--- Brano estratto ---

Di Luca

Non c’è cosa migliore che aiuta ognuno di noi a conoscersi che guardare al nostro passato, alla storia della nostra stirpe e alle vicende dei nostri eroi.

L’eroe del quale si parla in questo articolo scrive una storia che ha dell’incredibile: le sue gesta sono degne di un mito e nei fatti hanno dell’incredibile tanto da sembrare la sceneggiatura di un film di guerra americano, di quelli in cui vengono tessute le lodi di qualche disperato reparto di marines che annienta un malvagio esercito nemico. Ma il soldato italiano non ha bisogno di nessuna Hollywood per compiere gesta eroiche ed incidere il suo esempio nella storia, come uno scultore sul marmo travertino.

Aurelio Baruzzi nasce a Lugo di Romagna il 9 gennaio 1897, crescendo in una famiglia dai sentimenti mazziniani e repubblicani. Giovane ricco di interessi e amante del canto e della musica, si diplomò come ragioniere all’istituto tecnico di Ravenna, trovando subito impiego in una banca locale.

Nonostante il lavoro gli permettesse una vita agiata, pochi mesi prima dell’entrata in guerra dell’Italia, incarnando lo spirito risorgimentale, conscio che gli interessi della Nazione vanno oltre a quelli di ogni individuo che la compone, decise di arruolarsi volontario nel Regio Esercito.

Ancora minorenne, riesce a persuadere a fatica il padre e si inquadra nel 41° Reggimento di fanteria: il 24 maggio è di istanza nel teatro degli aspri combattimenti sul monte Merzli.

Nel dicembre di quell’anno fu nominato sottotenente di complemento e assegnato al 28º Reggimento fanteria. Pochi giorni dopo, il 22 dicembre, ricevette una prima medaglia di bronzo al valor militare per il suo comportamento durante la Seconda battaglia dell’Isonzo, nei combattimenti sui monti Sabotino e Podgora.

Ma questo è solo l’inizio di quello che sarebbe, di lì a poco, diventato un personaggio romanzesco per il popolo italiano.

L’impresa più sorprendente di Baruzzi ha luogo durante la Sesta battaglia dell’Isonzo: il 6 agosto gli fu conferita unaltra Medaglia di Bronzo al Valore Militare per aver neutralizzato, alla testa di un piccolo reparto di bombardieri a mano, una postazione di artiglieria nemica facendo diversi prigionieri e guadagnando un discreto bottino di guerra.

Il giorno seguente, l’avanzata italiana verso Gorizia era bloccata da una postazione fortificata all’interno di una galleria ferroviaria della linea Lucinico – Gorizia, dalla quale gli austriaci stavano mietendo un considerevole numero di vittime fra le fila della fanteria italiana, che aveva fallito ogni tentativo di assalto frontale.

---

(Operazioni richieste):
1. Stampa parola per parola la parte del brano su Aurelio Baruzzi che va da "Nel dicembre di" fino a "monti Sabotino e Podgora.".
2. Converti in un elenco JSON di stringhe le righe dei record, dall'inizio fino alla riga che contiene "- chart-unit: (en" inclusa. Usa una stringa per riga e tralascia le righe vuote.

--- Dati estratti ---

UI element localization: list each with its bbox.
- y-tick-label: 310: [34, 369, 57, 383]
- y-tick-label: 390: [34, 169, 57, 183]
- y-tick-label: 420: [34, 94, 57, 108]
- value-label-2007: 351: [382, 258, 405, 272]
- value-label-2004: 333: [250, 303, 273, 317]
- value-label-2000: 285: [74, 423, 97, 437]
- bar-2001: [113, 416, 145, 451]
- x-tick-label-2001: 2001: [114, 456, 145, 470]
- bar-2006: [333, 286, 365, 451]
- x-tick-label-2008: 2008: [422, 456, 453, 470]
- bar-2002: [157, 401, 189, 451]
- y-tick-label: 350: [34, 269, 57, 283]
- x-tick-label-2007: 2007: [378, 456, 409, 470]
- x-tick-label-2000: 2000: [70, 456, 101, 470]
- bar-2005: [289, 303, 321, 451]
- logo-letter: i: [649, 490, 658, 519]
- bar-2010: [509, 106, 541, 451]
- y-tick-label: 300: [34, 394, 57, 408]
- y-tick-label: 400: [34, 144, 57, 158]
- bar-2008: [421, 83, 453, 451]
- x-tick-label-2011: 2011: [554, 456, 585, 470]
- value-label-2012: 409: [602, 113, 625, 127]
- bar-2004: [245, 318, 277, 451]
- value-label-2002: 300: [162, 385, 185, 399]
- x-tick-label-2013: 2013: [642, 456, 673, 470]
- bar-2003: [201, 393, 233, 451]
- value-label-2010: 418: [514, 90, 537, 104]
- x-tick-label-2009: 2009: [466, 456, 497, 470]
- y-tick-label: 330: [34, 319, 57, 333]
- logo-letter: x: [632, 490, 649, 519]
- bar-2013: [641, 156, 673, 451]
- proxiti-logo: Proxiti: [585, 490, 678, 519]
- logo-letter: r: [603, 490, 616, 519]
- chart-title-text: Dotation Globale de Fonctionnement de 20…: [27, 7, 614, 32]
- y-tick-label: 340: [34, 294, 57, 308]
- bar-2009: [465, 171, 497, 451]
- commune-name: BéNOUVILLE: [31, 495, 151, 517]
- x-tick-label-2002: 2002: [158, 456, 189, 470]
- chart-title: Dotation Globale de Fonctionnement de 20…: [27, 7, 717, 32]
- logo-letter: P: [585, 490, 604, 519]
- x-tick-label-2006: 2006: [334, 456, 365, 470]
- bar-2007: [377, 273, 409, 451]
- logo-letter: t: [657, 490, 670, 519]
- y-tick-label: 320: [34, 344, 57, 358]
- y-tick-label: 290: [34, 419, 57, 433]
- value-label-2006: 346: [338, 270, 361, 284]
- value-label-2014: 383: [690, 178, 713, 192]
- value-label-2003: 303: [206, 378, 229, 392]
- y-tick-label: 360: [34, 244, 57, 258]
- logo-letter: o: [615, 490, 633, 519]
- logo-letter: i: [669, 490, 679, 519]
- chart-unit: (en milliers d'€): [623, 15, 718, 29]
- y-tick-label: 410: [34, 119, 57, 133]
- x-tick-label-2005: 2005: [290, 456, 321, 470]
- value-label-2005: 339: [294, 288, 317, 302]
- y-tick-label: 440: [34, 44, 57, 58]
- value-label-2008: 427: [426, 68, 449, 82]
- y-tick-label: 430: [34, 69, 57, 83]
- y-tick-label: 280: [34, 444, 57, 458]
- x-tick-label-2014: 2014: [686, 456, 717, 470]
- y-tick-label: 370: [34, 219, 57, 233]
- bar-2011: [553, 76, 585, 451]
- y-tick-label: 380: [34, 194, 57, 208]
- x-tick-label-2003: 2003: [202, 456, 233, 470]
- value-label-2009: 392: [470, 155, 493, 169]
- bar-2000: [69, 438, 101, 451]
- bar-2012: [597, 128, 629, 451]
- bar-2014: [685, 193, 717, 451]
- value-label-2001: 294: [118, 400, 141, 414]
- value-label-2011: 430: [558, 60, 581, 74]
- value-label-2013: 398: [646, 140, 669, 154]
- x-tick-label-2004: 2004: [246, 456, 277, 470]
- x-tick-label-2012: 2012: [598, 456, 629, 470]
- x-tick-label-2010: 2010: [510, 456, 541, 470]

---

(Risposte ai compiti):
1.
Nel dicembre di quell’anno fu nominato sottotenente di complemento e assegnato al 28º Reggimento fanteria. Pochi giorni dopo, il 22 dicembre, ricevette una prima medaglia di bronzo al valor militare per il suo comportamento durante la Seconda battaglia dell’Isonzo, nei combattimenti sui monti Sabotino e Podgora.

2.
[
  "UI element localization: list each with its bbox.",
  "- y-tick-label: 310: [34, 369, 57, 383]",
  "- y-tick-label: 390: [34, 169, 57, 183]",
  "- y-tick-label: 420: [34, 94, 57, 108]",
  "- value-label-2007: 351: [382, 258, 405, 272]",
  "- value-label-2004: 333: [250, 303, 273, 317]",
  "- value-label-2000: 285: [74, 423, 97, 437]",
  "- bar-2001: [113, 416, 145, 451]",
  "- x-tick-label-2001: 2001: [114, 456, 145, 470]",
  "- bar-2006: [333, 286, 365, 451]",
  "- x-tick-label-2008: 2008: [422, 456, 453, 470]",
  "- bar-2002: [157, 401, 189, 451]",
  "- y-tick-label: 350: [34, 269, 57, 283]",
  "- x-tick-label-2007: 2007: [378, 456, 409, 470]",
  "- x-tick-label-2000: 2000: [70, 456, 101, 470]",
  "- bar-2005: [289, 303, 321, 451]",
  "- logo-letter: i: [649, 490, 658, 519]",
  "- bar-2010: [509, 106, 541, 451]",
  "- y-tick-label: 300: [34, 394, 57, 408]",
  "- y-tick-label: 400: [34, 144, 57, 158]",
  "- bar-2008: [421, 83, 453, 451]",
  "- x-tick-label-2011: 2011: [554, 456, 585, 470]",
  "- value-label-2012: 409: [602, 113, 625, 127]",
  "- bar-2004: [245, 318, 277, 451]",
  "- value-label-2002: 300: [162, 385, 185, 399]",
  "- x-tick-label-2013: 2013: [642, 456, 673, 470]",
  "- bar-2003: [201, 393, 233, 451]",
  "- value-label-2010: 418: [514, 90, 537, 104]",
  "- x-tick-label-2009: 2009: [466, 456, 497, 470]",
  "- y-tick-label: 330: [34, 319, 57, 333]",
  "- logo-letter: x: [632, 490, 649, 519]",
  "- bar-2013: [641, 156, 673, 451]",
  "- proxiti-logo: Proxiti: [585, 490, 678, 519]",
  "- logo-letter: r: [603, 490, 616, 519]",
  "- chart-title-text: Dotation Globale de Fonctionnement de 20…: [27, 7, 614, 32]",
  "- y-tick-label: 340: [34, 294, 57, 308]",
  "- bar-2009: [465, 171, 497, 451]",
  "- commune-name: BéNOUVILLE: [31, 495, 151, 517]",
  "- x-tick-label-2002: 2002: [158, 456, 189, 470]",
  "- chart-title: Dotation Globale de Fonctionnement de 20…: [27, 7, 717, 32]",
  "- logo-letter: P: [585, 490, 604, 519]",
  "- x-tick-label-2006: 2006: [334, 456, 365, 470]",
  "- bar-2007: [377, 273, 409, 451]",
  "- logo-letter: t: [657, 490, 670, 519]",
  "- y-tick-label: 320: [34, 344, 57, 358]",
  "- y-tick-label: 290: [34, 419, 57, 433]",
  "- value-label-2006: 346: [338, 270, 361, 284]",
  "- value-label-2014: 383: [690, 178, 713, 192]",
  "- value-label-2003: 303: [206, 378, 229, 392]",
  "- y-tick-label: 360: [34, 244, 57, 258]",
  "- logo-letter: o: [615, 490, 633, 519]",
  "- logo-letter: i: [669, 490, 679, 519]",
  "- chart-unit: (en milliers d'€): [623, 15, 718, 29]"
]